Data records
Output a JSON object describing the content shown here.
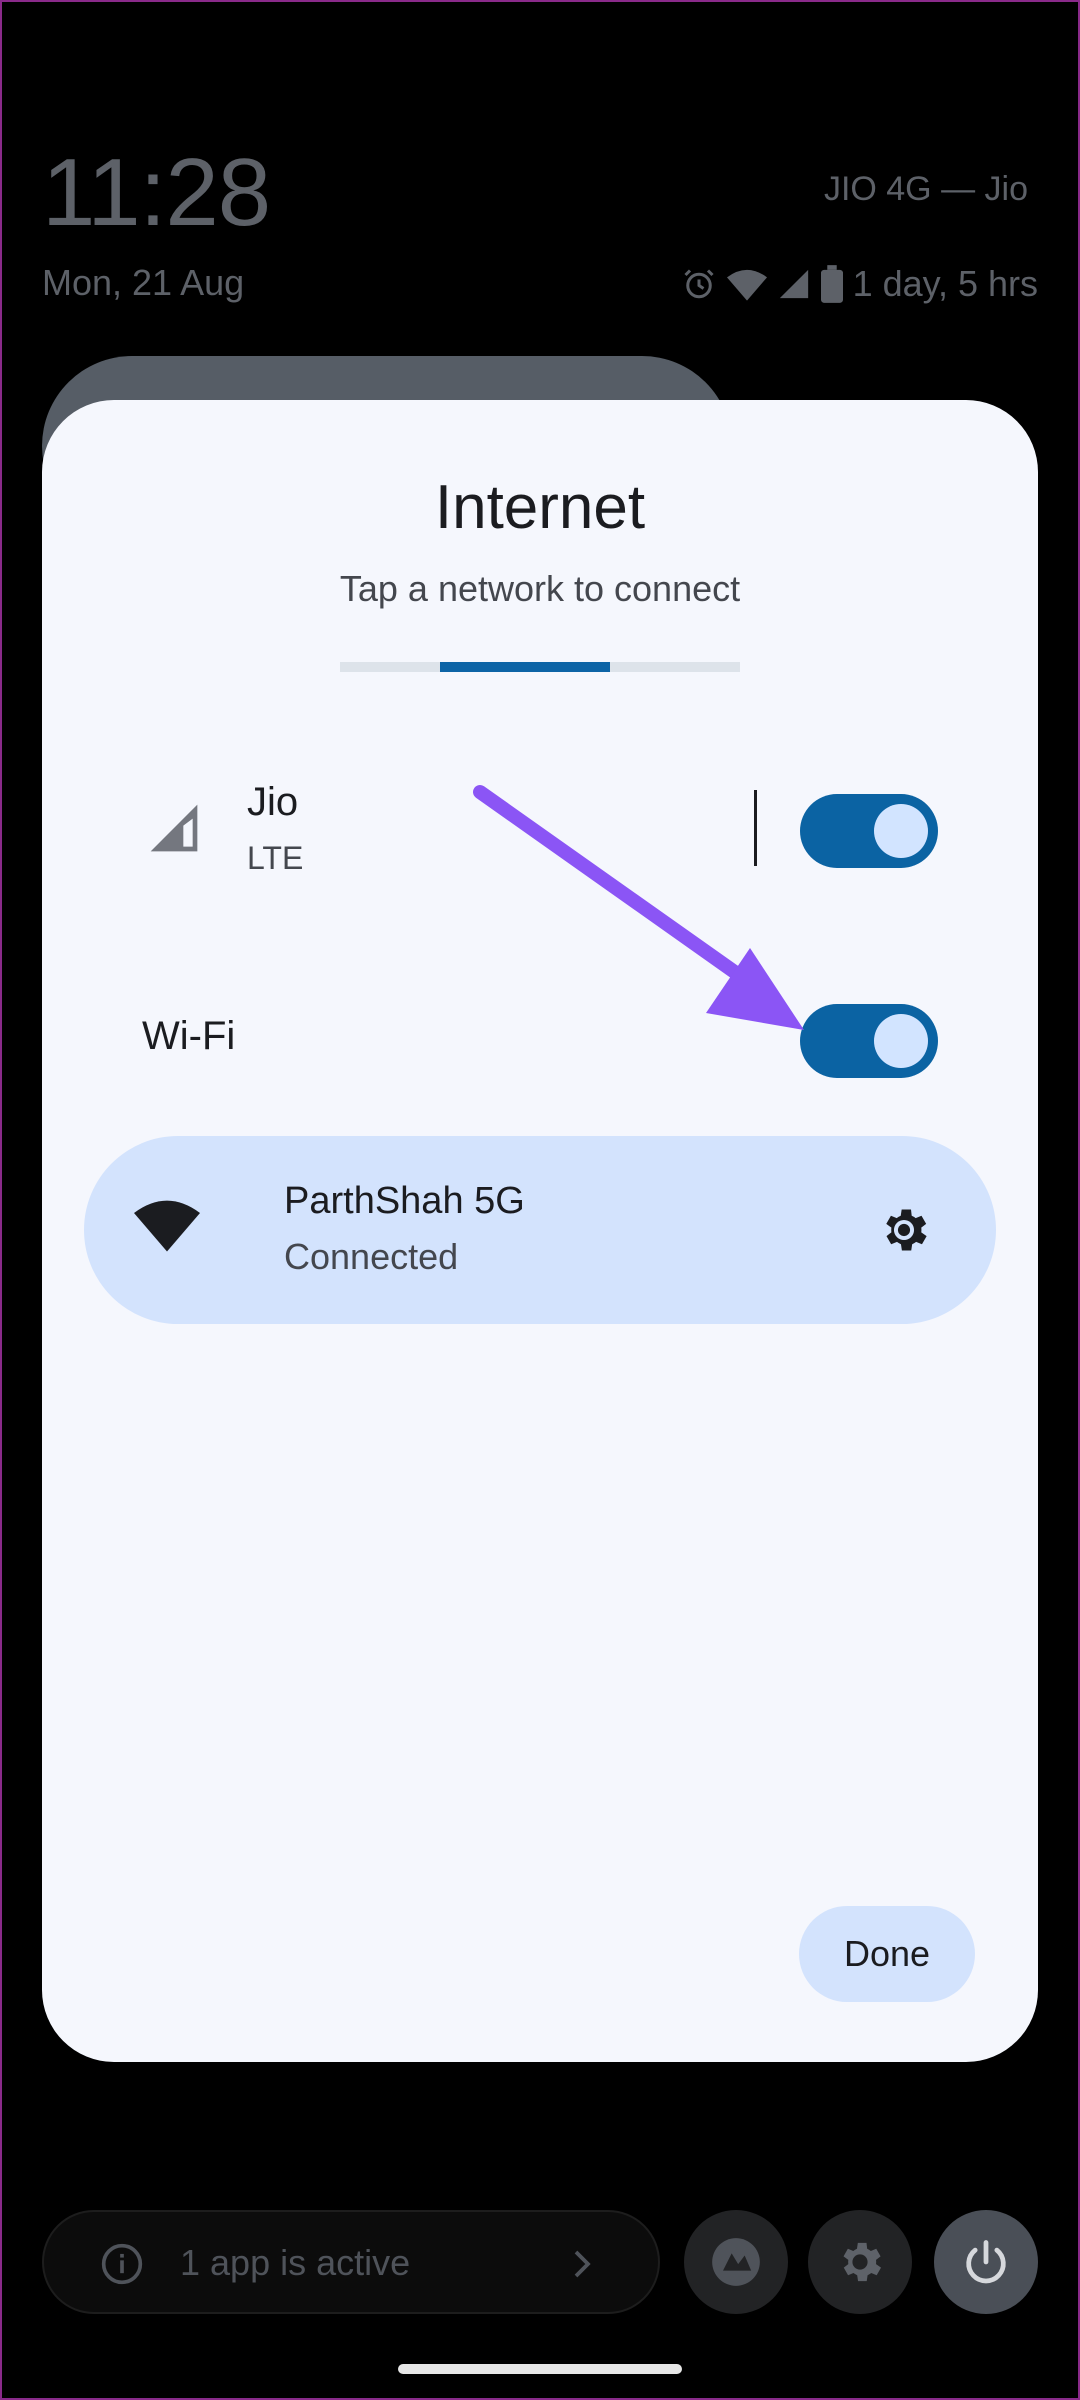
{
  "status": {
    "time": "11:28",
    "date": "Mon, 21 Aug",
    "carrier": "JIO 4G — Jio",
    "battery": "1 day, 5 hrs",
    "icons": [
      "alarm-icon",
      "wifi-icon",
      "cell-signal-icon",
      "battery-icon"
    ]
  },
  "dialog": {
    "title": "Internet",
    "subtitle": "Tap a network to connect",
    "mobile": {
      "name": "Jio",
      "type": "LTE",
      "enabled": true
    },
    "wifi": {
      "label": "Wi-Fi",
      "enabled": true
    },
    "network": {
      "name": "ParthShah 5G",
      "status": "Connected"
    },
    "done_label": "Done"
  },
  "bottom": {
    "active_apps": "1 app is active"
  },
  "colors": {
    "accent": "#0b63a3",
    "card": "#d3e3fd",
    "dialog_bg": "#f5f7fd",
    "annotation_arrow": "#8b55f5"
  }
}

EXERCISE: Pictures in the records above should not be copied. Repeat everything else exactly.

RESULT FOR THIS EXERCISE:
Output a JSON object describing the content shown here.
{
  "status": {
    "time": "11:28",
    "date": "Mon, 21 Aug",
    "carrier": "JIO 4G — Jio",
    "battery": "1 day, 5 hrs",
    "icons": [
      "alarm-icon",
      "wifi-icon",
      "cell-signal-icon",
      "battery-icon"
    ]
  },
  "dialog": {
    "title": "Internet",
    "subtitle": "Tap a network to connect",
    "mobile": {
      "name": "Jio",
      "type": "LTE",
      "enabled": true
    },
    "wifi": {
      "label": "Wi-Fi",
      "enabled": true
    },
    "network": {
      "name": "ParthShah 5G",
      "status": "Connected"
    },
    "done_label": "Done"
  },
  "bottom": {
    "active_apps": "1 app is active"
  },
  "colors": {
    "accent": "#0b63a3",
    "card": "#d3e3fd",
    "dialog_bg": "#f5f7fd",
    "annotation_arrow": "#8b55f5"
  }
}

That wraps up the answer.